▸ Task statement
Reproduce the records. Keep every word exact and include no images.

▸ Excerpted records
>>>
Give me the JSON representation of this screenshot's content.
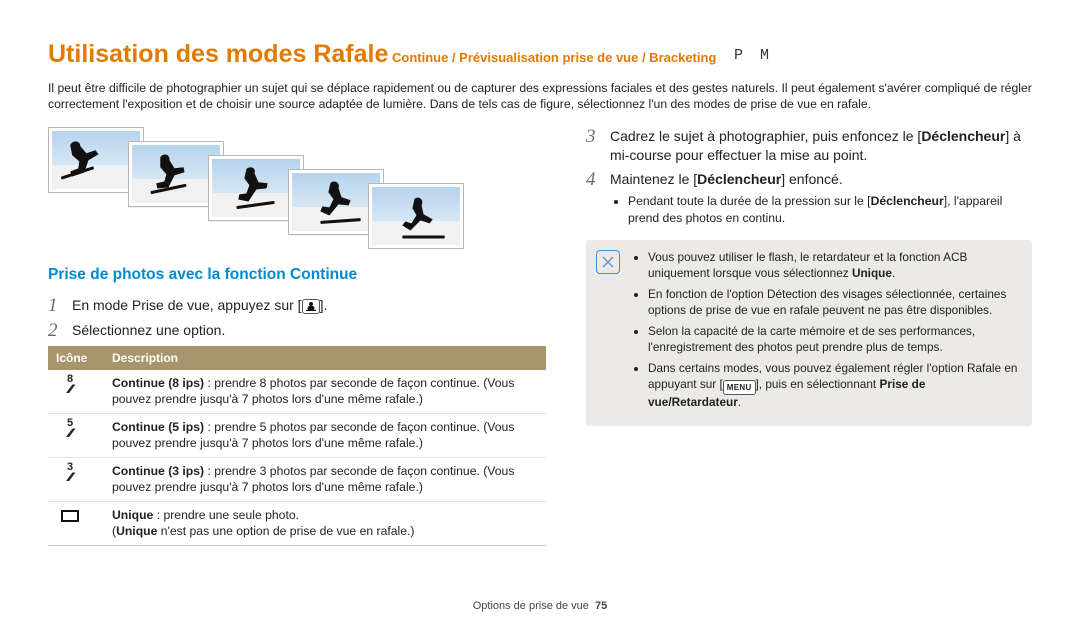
{
  "title": {
    "main": "Utilisation des modes Rafale",
    "sub": "Continue / Prévisualisation prise de vue / Bracketing",
    "modes": "P M"
  },
  "intro": "Il peut être difficile de photographier un sujet qui se déplace rapidement ou de capturer des expressions faciales et des gestes naturels. Il peut également s'avérer compliqué de régler correctement l'exposition et de choisir une source adaptée de lumière. Dans de tels cas de figure, sélectionnez l'un des modes de prise de vue en rafale.",
  "section_heading": "Prise de photos avec la fonction Continue",
  "left_steps": {
    "s1_pre": "En mode Prise de vue, appuyez sur [",
    "s1_post": "].",
    "s1_icon": "burst-mode-icon",
    "s2": "Sélectionnez une option."
  },
  "table": {
    "head_icon": "Icône",
    "head_desc": "Description",
    "r1_digit": "8",
    "r1": "<b>Continue (8 ips)</b> : prendre 8 photos par seconde de façon continue. (Vous pouvez prendre jusqu'à 7 photos lors d'une même rafale.)",
    "r2_digit": "5",
    "r2": "<b>Continue (5 ips)</b> : prendre 5 photos par seconde de façon continue. (Vous pouvez prendre jusqu'à 7 photos lors d'une même rafale.)",
    "r3_digit": "3",
    "r3": "<b>Continue (3 ips)</b> : prendre 3 photos par seconde de façon continue. (Vous pouvez prendre jusqu'à 7 photos lors d'une même rafale.)",
    "r4": "<b>Unique</b> : prendre une seule photo.<br>(<b>Unique</b> n'est pas une option de prise de vue en rafale.)"
  },
  "right_steps": {
    "s3_a": "Cadrez le sujet à photographier, puis enfoncez le [",
    "s3_bold1": "Déclencheur",
    "s3_b": "] à mi-course pour effectuer la mise au point.",
    "s4_a": "Maintenez le [",
    "s4_bold": "Déclencheur",
    "s4_b": "] enfoncé.",
    "s4_sub_a": "Pendant toute la durée de la pression sur le [",
    "s4_sub_bold": "Déclencheur",
    "s4_sub_b": "], l'appareil prend des photos en continu."
  },
  "note": {
    "b1_a": "Vous pouvez utiliser le flash, le retardateur et la fonction ACB uniquement lorsque vous sélectionnez ",
    "b1_bold": "Unique",
    "b1_b": ".",
    "b2": "En fonction de l'option Détection des visages sélectionnée, certaines options de prise de vue en rafale peuvent ne pas être disponibles.",
    "b3": "Selon la capacité de la carte mémoire et de ses performances, l'enregistrement des photos peut prendre plus de temps.",
    "b4_a": "Dans certains modes, vous pouvez également régler l'option Rafale en appuyant sur [",
    "b4_menu": "MENU",
    "b4_b": "], puis en sélectionnant ",
    "b4_bold": "Prise de vue/Retardateur",
    "b4_c": "."
  },
  "footer": {
    "section": "Options de prise de vue",
    "page": "75"
  }
}
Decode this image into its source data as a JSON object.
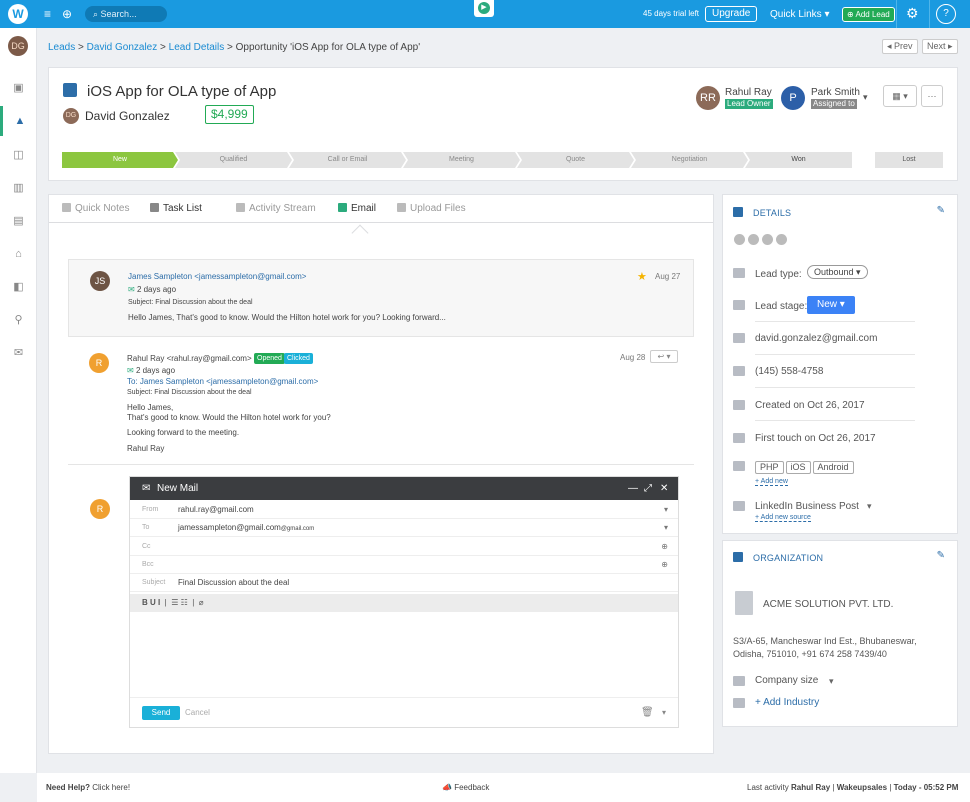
{
  "topbar": {
    "logo": "W",
    "search_placeholder": "Search...",
    "trial": "45 days trial left",
    "upgrade": "Upgrade",
    "quick_links": "Quick Links",
    "add_lead": "Add Lead",
    "help": "?"
  },
  "sidebar": {
    "avatar_initials": "DG"
  },
  "breadcrumb": {
    "leads": "Leads",
    "contact": "David Gonzalez",
    "lead_details": "Lead Details",
    "current": "Opportunity 'iOS App for OLA type of App'"
  },
  "nav": {
    "prev": "Prev",
    "next": "Next"
  },
  "opportunity": {
    "title": "iOS App for OLA type of App",
    "contact": "David Gonzalez",
    "contact_initials": "DG",
    "amount": "$4,999"
  },
  "owners": {
    "owner_name": "Rahul Ray",
    "owner_role": "Lead Owner",
    "owner_initials": "RR",
    "assignee_name": "Park Smith",
    "assignee_role": "Assigned to",
    "assignee_initials": "P"
  },
  "pipeline": {
    "stages": [
      "New",
      "Qualified",
      "Call or Email",
      "Meeting",
      "Quote",
      "Negotiation",
      "Won"
    ],
    "lost": "Lost"
  },
  "tabs": [
    "Quick Notes",
    "Task List",
    "Activity Stream",
    "Email",
    "Upload Files"
  ],
  "emails": [
    {
      "from": "James Sampleton <jamessampleton@gmail.com>",
      "time": "2 days ago",
      "subject": "Subject: Final Discussion about the deal",
      "body": "Hello James, That's good to know. Would the Hilton hotel work for you? Looking forward...",
      "date": "Aug 27",
      "initials": "JS"
    },
    {
      "from": "Rahul Ray <rahul.ray@gmail.com>",
      "badge_opened": "Opened",
      "badge_clicked": "Clicked",
      "time": "2 days ago",
      "to": "To: James Sampleton <jamessampleton@gmail.com>",
      "subject": "Subject: Final Discussion about the deal",
      "body_line1": "Hello James,",
      "body_line2": "That's good to know. Would the Hilton hotel work for you?",
      "body_line3": "Looking forward to the meeting.",
      "signature": "Rahul Ray",
      "date": "Aug 28",
      "initials": "R"
    }
  ],
  "compose": {
    "avatar": "R",
    "title": "New Mail",
    "from_label": "From",
    "from_value": "rahul.ray@gmail.com",
    "to_label": "To",
    "to_value": "jamessampleton@gmail.com",
    "to_value_suffix": "@gmail.com",
    "cc_label": "Cc",
    "bcc_label": "Bcc",
    "subject_label": "Subject",
    "subject_value": "Final Discussion about the deal",
    "toolbar": "B U I",
    "send": "Send",
    "cancel": "Cancel"
  },
  "details": {
    "title": "DETAILS",
    "lead_type_label": "Lead type:",
    "lead_type_value": "Outbound",
    "lead_stage_label": "Lead stage:",
    "lead_stage_value": "New",
    "email": "david.gonzalez@gmail.com",
    "phone": "(145) 558-4758",
    "created": "Created on Oct 26, 2017",
    "first_touch": "First touch on Oct 26, 2017",
    "tags": [
      "PHP",
      "iOS",
      "Android"
    ],
    "add_new": "+ Add new",
    "source": "LinkedIn Business Post",
    "add_source": "+ Add new source"
  },
  "organization": {
    "title": "ORGANIZATION",
    "name": "ACME SOLUTION PVT. LTD.",
    "address_line1": "S3/A-65, Mancheswar Ind Est., Bhubaneswar,",
    "address_line2": "Odisha, 751010, +91 674 258 7439/40",
    "company_size": "Company size",
    "add_industry": "+ Add Industry"
  },
  "footer": {
    "help": "Need Help?",
    "click_here": "Click here!",
    "feedback": "Feedback",
    "last_activity": "Last activity",
    "last_user": "Rahul Ray",
    "company": "Wakeupsales",
    "time": "Today - 05:52 PM"
  },
  "colors": {
    "brand": "#1a9ae0",
    "accent_green": "#2cab7d",
    "stage_current": "#8cc63f",
    "link": "#2c6da8"
  }
}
<<<
▸ Exercise output
Give me the JSON representation of this screenshot's content.
{
  "title": {
    "main": "Utilisation des modes Rafale",
    "sub": "Continue / Prévisualisation prise de vue / Bracketing",
    "modes": "P M"
  },
  "intro": "Il peut être difficile de photographier un sujet qui se déplace rapidement ou de capturer des expressions faciales et des gestes naturels. Il peut également s'avérer compliqué de régler correctement l'exposition et de choisir une source adaptée de lumière. Dans de tels cas de figure, sélectionnez l'un des modes de prise de vue en rafale.",
  "section_heading": "Prise de photos avec la fonction Continue",
  "left_steps": {
    "s1_pre": "En mode Prise de vue, appuyez sur [",
    "s1_post": "].",
    "s1_icon": "burst-mode-icon",
    "s2": "Sélectionnez une option."
  },
  "table": {
    "head_icon": "Icône",
    "head_desc": "Description",
    "r1_digit": "8",
    "r1": "<b>Continue (8 ips)</b> : prendre 8 photos par seconde de façon continue. (Vous pouvez prendre jusqu'à 7 photos lors d'une même rafale.)",
    "r2_digit": "5",
    "r2": "<b>Continue (5 ips)</b> : prendre 5 photos par seconde de façon continue. (Vous pouvez prendre jusqu'à 7 photos lors d'une même rafale.)",
    "r3_digit": "3",
    "r3": "<b>Continue (3 ips)</b> : prendre 3 photos par seconde de façon continue. (Vous pouvez prendre jusqu'à 7 photos lors d'une même rafale.)",
    "r4": "<b>Unique</b> : prendre une seule photo.<br>(<b>Unique</b> n'est pas une option de prise de vue en rafale.)"
  },
  "right_steps": {
    "s3_a": "Cadrez le sujet à photographier, puis enfoncez le [",
    "s3_bold1": "Déclencheur",
    "s3_b": "] à mi-course pour effectuer la mise au point.",
    "s4_a": "Maintenez le [",
    "s4_bold": "Déclencheur",
    "s4_b": "] enfoncé.",
    "s4_sub_a": "Pendant toute la durée de la pression sur le [",
    "s4_sub_bold": "Déclencheur",
    "s4_sub_b": "], l'appareil prend des photos en continu."
  },
  "note": {
    "b1_a": "Vous pouvez utiliser le flash, le retardateur et la fonction ACB uniquement lorsque vous sélectionnez ",
    "b1_bold": "Unique",
    "b1_b": ".",
    "b2": "En fonction de l'option Détection des visages sélectionnée, certaines options de prise de vue en rafale peuvent ne pas être disponibles.",
    "b3": "Selon la capacité de la carte mémoire et de ses performances, l'enregistrement des photos peut prendre plus de temps.",
    "b4_a": "Dans certains modes, vous pouvez également régler l'option Rafale en appuyant sur [",
    "b4_menu": "MENU",
    "b4_b": "], puis en sélectionnant ",
    "b4_bold": "Prise de vue/Retardateur",
    "b4_c": "."
  },
  "footer": {
    "section": "Options de prise de vue",
    "page": "75"
  }
}
Decode this image into its source data as a JSON object.
{
  "topbar": {
    "logo": "W",
    "search_placeholder": "Search...",
    "trial": "45 days trial left",
    "upgrade": "Upgrade",
    "quick_links": "Quick Links",
    "add_lead": "Add Lead",
    "help": "?"
  },
  "sidebar": {
    "avatar_initials": "DG"
  },
  "breadcrumb": {
    "leads": "Leads",
    "contact": "David Gonzalez",
    "lead_details": "Lead Details",
    "current": "Opportunity 'iOS App for OLA type of App'"
  },
  "nav": {
    "prev": "Prev",
    "next": "Next"
  },
  "opportunity": {
    "title": "iOS App for OLA type of App",
    "contact": "David Gonzalez",
    "contact_initials": "DG",
    "amount": "$4,999"
  },
  "owners": {
    "owner_name": "Rahul Ray",
    "owner_role": "Lead Owner",
    "owner_initials": "RR",
    "assignee_name": "Park Smith",
    "assignee_role": "Assigned to",
    "assignee_initials": "P"
  },
  "pipeline": {
    "stages": [
      "New",
      "Qualified",
      "Call or Email",
      "Meeting",
      "Quote",
      "Negotiation",
      "Won"
    ],
    "lost": "Lost"
  },
  "tabs": [
    "Quick Notes",
    "Task List",
    "Activity Stream",
    "Email",
    "Upload Files"
  ],
  "emails": [
    {
      "from": "James Sampleton <jamessampleton@gmail.com>",
      "time": "2 days ago",
      "subject": "Subject: Final Discussion about the deal",
      "body": "Hello James, That's good to know. Would the Hilton hotel work for you? Looking forward...",
      "date": "Aug 27",
      "initials": "JS"
    },
    {
      "from": "Rahul Ray <rahul.ray@gmail.com>",
      "badge_opened": "Opened",
      "badge_clicked": "Clicked",
      "time": "2 days ago",
      "to": "To: James Sampleton <jamessampleton@gmail.com>",
      "subject": "Subject: Final Discussion about the deal",
      "body_line1": "Hello James,",
      "body_line2": "That's good to know. Would the Hilton hotel work for you?",
      "body_line3": "Looking forward to the meeting.",
      "signature": "Rahul Ray",
      "date": "Aug 28",
      "initials": "R"
    }
  ],
  "compose": {
    "avatar": "R",
    "title": "New Mail",
    "from_label": "From",
    "from_value": "rahul.ray@gmail.com",
    "to_label": "To",
    "to_value": "jamessampleton@gmail.com",
    "to_value_suffix": "@gmail.com",
    "cc_label": "Cc",
    "bcc_label": "Bcc",
    "subject_label": "Subject",
    "subject_value": "Final Discussion about the deal",
    "toolbar": "B U I",
    "send": "Send",
    "cancel": "Cancel"
  },
  "details": {
    "title": "DETAILS",
    "lead_type_label": "Lead type:",
    "lead_type_value": "Outbound",
    "lead_stage_label": "Lead stage:",
    "lead_stage_value": "New",
    "email": "david.gonzalez@gmail.com",
    "phone": "(145) 558-4758",
    "created": "Created on Oct 26, 2017",
    "first_touch": "First touch on Oct 26, 2017",
    "tags": [
      "PHP",
      "iOS",
      "Android"
    ],
    "add_new": "+ Add new",
    "source": "LinkedIn Business Post",
    "add_source": "+ Add new source"
  },
  "organization": {
    "title": "ORGANIZATION",
    "name": "ACME SOLUTION PVT. LTD.",
    "address_line1": "S3/A-65, Mancheswar Ind Est., Bhubaneswar,",
    "address_line2": "Odisha, 751010, +91 674 258 7439/40",
    "company_size": "Company size",
    "add_industry": "+ Add Industry"
  },
  "footer": {
    "help": "Need Help?",
    "click_here": "Click here!",
    "feedback": "Feedback",
    "last_activity": "Last activity",
    "last_user": "Rahul Ray",
    "company": "Wakeupsales",
    "time": "Today - 05:52 PM"
  },
  "colors": {
    "brand": "#1a9ae0",
    "accent_green": "#2cab7d",
    "stage_current": "#8cc63f",
    "link": "#2c6da8"
  }
}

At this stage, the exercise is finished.